Stored records:
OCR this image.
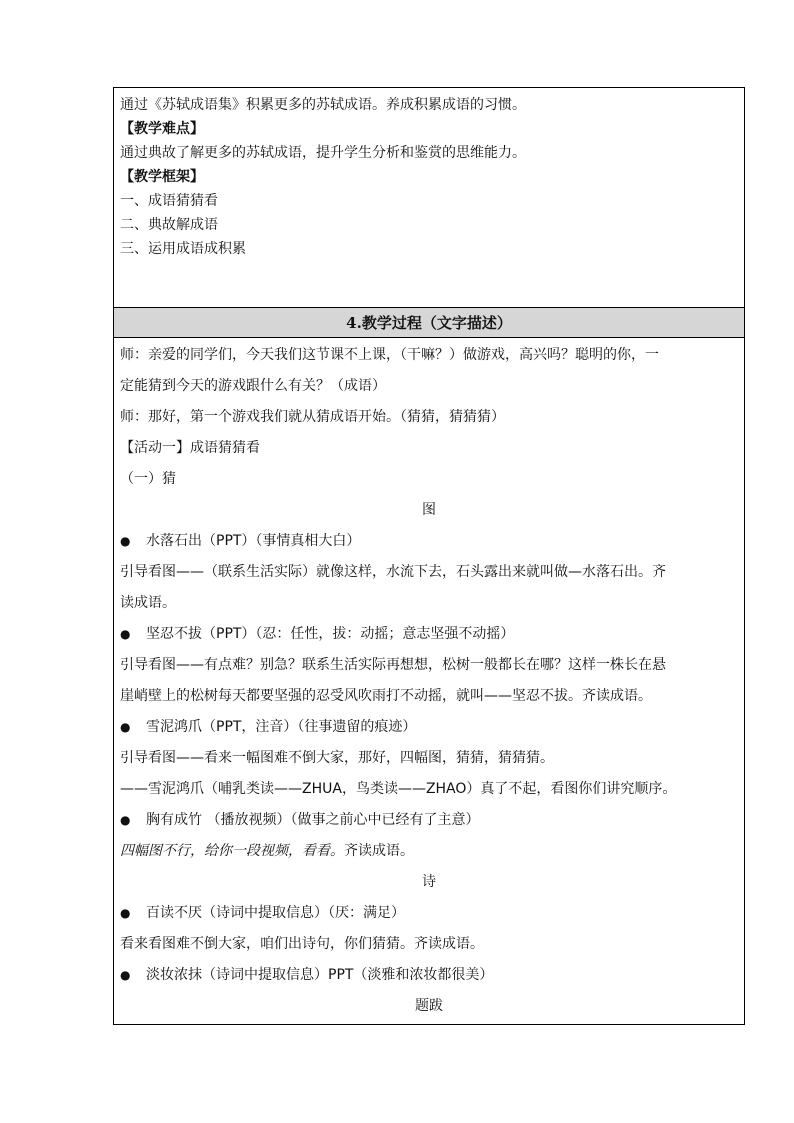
通过《苏轼成语集》积累更多的苏轼成语。养成积累成语的习惯。

【教学难点】

通过典故了解更多的苏轼成语，提升学生分析和鉴赏的思维能力。

【教学框架】

一、成语猜猜看

二、典故解成语

三、运用成语成积累

4.教学过程（文字描述）

师：亲爱的同学们，今天我们这节课不上课，（干嘛？）做游戏，高兴吗？聪明的你，一

定能猜到今天的游戏跟什么有关？（成语）

师：那好，第一个游戏我们就从猜成语开始。（猜猜，猜猜猜）

【活动一】成语猜猜看

（一）猜

图

●	水落石出（PPT）（事情真相大白）

引导看图——（联系生活实际）就像这样，水流下去，石头露出来就叫做—水落石出。齐

读成语。

●	坚忍不拔（PPT）（忍：任性，拔：动摇；意志坚强不动摇）

引导看图——有点难？别急？联系生活实际再想想，松树一般都长在哪？这样一株长在悬

崖峭壁上的松树每天都要坚强的忍受风吹雨打不动摇，就叫——坚忍不拔。齐读成语。

●	雪泥鸿爪（PPT，注音）（往事遗留的痕迹）

引导看图——看来一幅图难不倒大家，那好，四幅图，猜猜，猜猜猜。

——雪泥鸿爪（哺乳类读——ZHUA，鸟类读——ZHAO）真了不起，看图你们讲究顺序。

●	胸有成竹 （播放视频）（做事之前心中已经有了主意）

四幅图不行，给你一段视频，看看。齐读成语。

诗

●	百读不厌（诗词中提取信息）（厌：满足）

看来看图难不倒大家，咱们出诗句，你们猜猜。齐读成语。

●	淡妆浓抹（诗词中提取信息）PPT（淡雅和浓妆都很美）

题跋
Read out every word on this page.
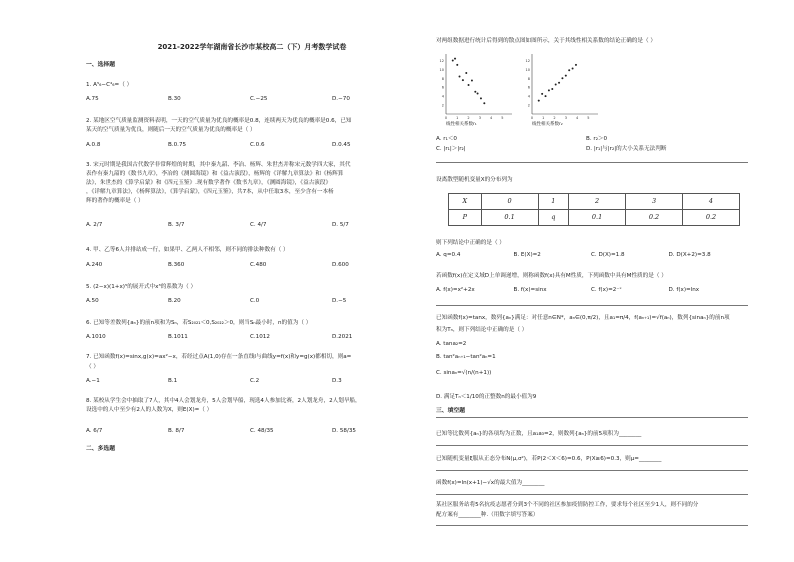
2021-2022学年湖南省长沙市某校高二（下）月考数学试卷
一、选择题
1. A⁵₆−C⁴₆=（ ）
A.75	B.30	C.−25	D.−70
2. 某地区空气质量监测资料表明，一天的空气质量为优良的概率是0.8，连续两天为优良的概率是0.6，已知
某天的空气质量为优良，则随后一天的空气质量为优良的概率是（ ）
A.0.8	B.0.75	C.0.6	D.0.45
3. 宋元时期是我国古代数学非常辉煌的时期，其中秦九韶、李冶、杨辉、朱世杰并称宋元数学四大家，其代
表作有秦九韶的《数书九章》，李冶的《测圆海镜》和《益古演段》，杨辉的《详解九章算法》和《杨辉算
法》，朱世杰的《算学启蒙》和《四元玉鉴》.现有数学著作《数书九章》，《测圆海镜》，《益古演段》
，《详解九章算法》，《杨辉算法》，《算学启蒙》，《四元玉鉴》，共7本，从中任取3本，至少含有一本杨
辉的著作的概率是（ ）
A. 2/7	B. 3/7	C. 4/7	D. 5/7
4. 甲、乙等6人并排站成一行，如果甲、乙两人不相邻，则不同的排法种数有（ ）
A.240	B.360	C.480	D.600
5. (2−x)(1+x)⁵的展开式中x³的系数为（ ）
A.50	B.20	C.0	D.−5
6. 已知等差数列{aₙ}的前n项和为Sₙ，若S₂₀₂₁＜0,S₂₀₂₂＞0，则当Sₙ最小时，n的值为（ ）
A.1010	B.1011	C.1012	D.2021
7. 已知函数f(x)=sinx,g(x)=ax²−x，若经过点A(1,0)存在一条直线l与曲线y=f(x)和y=g(x)都相切，则a=
（ ）
A.−1	B.1	C.2	D.3
8. 某校从学生会中抽取了7人，其中4人会划龙舟，5人会划旱船，现选4人参加比赛，2人划龙舟，2人划旱船，
设选中的人中至少有2人的人数为X，则E(X)=（ ）
A. 6/7	B. 8/7	C. 48/35	D. 58/35
二、多选题
对两组数据进行统计后得到的散点图如图所示，关于其线性相关系数的结论正确的是（ ）
12
10
8
6
4
2
0	1	2	3	4	5
线性相关系数r₁
12
10
8
6
4
2
0	1	2	3	4	5
线性相关系数r₂
A. r₁＜0	B. r₂＞0
C. |r₁|＞|r₂|	D. |r₁|与|r₂|的大小关系无法判断
设离散型随机变量X的分布列为
X	0	1	2	3	4
P	0.1	q	0.1	0.2	0.2
则下列结论中正确的是（ ）
A. q=0.4	B. E(X)=2	C. D(X)=1.8	D. D(X+2)=3.8
若函数f(x)在定义域D上单调递增，则称函数f(x)具有M性质，下列函数中具有M性质的是（ ）
A. f(x)=x²+2x	B. f(x)=sinx	C. f(x)=2⁻ˣ	D. f(x)=lnx
已知函数f(x)=tanx，数列{aₙ}满足：对任意n∈N*，aₙ∈(0,π/2)，且a₁=π/4，f(aₙ₊₁)=√f(aₙ)，数列{sinaₙ}的前n项
积为Tₙ，则下列结论中正确的是（ ）
A. tana₂=2
B. tan²aₙ₊₁−tan²aₙ=1
C. sinaₙ=√(n/(n+1))
D. 满足Tₙ＜1/10的正整数n的最小值为9
三、填空题
已知等比数列{aₙ}的各项均为正数，且a₁a₃=2，则数列{aₙ}的前5项积为________
已知随机变量ξ服从正态分布N(μ,σ²)，若P(2＜X＜6)=0.6，P(X≥6)=0.3，则μ=________
函数f(x)=ln(x+1)−√x的最大值为________
某社区服务站将5名抗疫志愿者分到3个不同的社区参加疫情防控工作，要求每个社区至少1人，则不同的分
配方案有________种.（用数字填写答案）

- **Problem statement**: Search the records for the word "数书九章", then list every line that has it.

- **Correct response**:
表作有秦九韶的《数书九章》，李冶的《测圆海镜》和《益古演段》，杨辉的《详解九章算法》和《杨辉算
法》，朱世杰的《算学启蒙》和《四元玉鉴》.现有数学著作《数书九章》，《测圆海镜》，《益古演段》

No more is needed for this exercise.